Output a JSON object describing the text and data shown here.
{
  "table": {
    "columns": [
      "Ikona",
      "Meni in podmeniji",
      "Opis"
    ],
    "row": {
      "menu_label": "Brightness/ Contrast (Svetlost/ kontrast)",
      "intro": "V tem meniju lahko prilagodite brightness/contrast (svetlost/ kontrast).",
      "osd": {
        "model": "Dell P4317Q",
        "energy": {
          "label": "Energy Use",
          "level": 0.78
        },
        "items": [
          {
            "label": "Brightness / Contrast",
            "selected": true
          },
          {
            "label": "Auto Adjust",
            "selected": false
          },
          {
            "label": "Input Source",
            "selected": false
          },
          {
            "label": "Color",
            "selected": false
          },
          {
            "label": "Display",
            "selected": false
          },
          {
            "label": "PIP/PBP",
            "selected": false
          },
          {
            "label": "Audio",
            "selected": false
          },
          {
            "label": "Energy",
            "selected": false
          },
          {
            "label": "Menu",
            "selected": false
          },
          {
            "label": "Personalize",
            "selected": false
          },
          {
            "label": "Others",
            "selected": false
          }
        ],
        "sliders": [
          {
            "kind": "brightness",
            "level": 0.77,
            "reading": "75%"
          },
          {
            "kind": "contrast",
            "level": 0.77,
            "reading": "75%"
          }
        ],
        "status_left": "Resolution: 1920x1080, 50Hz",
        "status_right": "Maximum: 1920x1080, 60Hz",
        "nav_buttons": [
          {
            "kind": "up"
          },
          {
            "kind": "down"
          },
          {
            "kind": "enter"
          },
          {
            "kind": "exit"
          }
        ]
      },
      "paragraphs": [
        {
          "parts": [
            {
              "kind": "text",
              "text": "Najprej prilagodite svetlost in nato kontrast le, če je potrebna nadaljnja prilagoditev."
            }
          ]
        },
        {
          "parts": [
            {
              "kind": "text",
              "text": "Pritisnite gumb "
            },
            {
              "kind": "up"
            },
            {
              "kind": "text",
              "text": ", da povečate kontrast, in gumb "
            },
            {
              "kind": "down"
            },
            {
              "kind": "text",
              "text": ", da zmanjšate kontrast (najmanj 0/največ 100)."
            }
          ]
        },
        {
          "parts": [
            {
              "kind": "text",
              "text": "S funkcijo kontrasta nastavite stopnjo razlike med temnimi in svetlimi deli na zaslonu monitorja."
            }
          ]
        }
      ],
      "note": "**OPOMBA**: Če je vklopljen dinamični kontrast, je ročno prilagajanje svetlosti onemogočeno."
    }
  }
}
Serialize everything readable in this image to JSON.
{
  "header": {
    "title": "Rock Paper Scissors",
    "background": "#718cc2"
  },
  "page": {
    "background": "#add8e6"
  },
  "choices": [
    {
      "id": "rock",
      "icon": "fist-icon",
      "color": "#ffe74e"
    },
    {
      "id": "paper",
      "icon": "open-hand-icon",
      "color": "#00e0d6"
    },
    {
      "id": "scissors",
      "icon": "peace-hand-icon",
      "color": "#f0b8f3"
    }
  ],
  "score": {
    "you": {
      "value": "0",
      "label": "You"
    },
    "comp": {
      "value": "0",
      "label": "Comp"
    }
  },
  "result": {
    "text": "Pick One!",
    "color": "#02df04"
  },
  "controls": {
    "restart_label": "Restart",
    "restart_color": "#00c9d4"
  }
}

------------------------------------

Produce an exact copy of the lines from the one containing "Serialize everything readable" through the last line, and of nothing else.

Serialize everything readable in this image to JSON.
{
  "header": {
    "title": "Rock Paper Scissors",
    "background": "#718cc2"
  },
  "page": {
    "background": "#add8e6"
  },
  "choices": [
    {
      "id": "rock",
      "icon": "fist-icon",
      "color": "#ffe74e"
    },
    {
      "id": "paper",
      "icon": "open-hand-icon",
      "color": "#00e0d6"
    },
    {
      "id": "scissors",
      "icon": "peace-hand-icon",
      "color": "#f0b8f3"
    }
  ],
  "score": {
    "you": {
      "value": "0",
      "label": "You"
    },
    "comp": {
      "value": "0",
      "label": "Comp"
    }
  },
  "result": {
    "text": "Pick One!",
    "color": "#02df04"
  },
  "controls": {
    "restart_label": "Restart",
    "restart_color": "#00c9d4"
  }
}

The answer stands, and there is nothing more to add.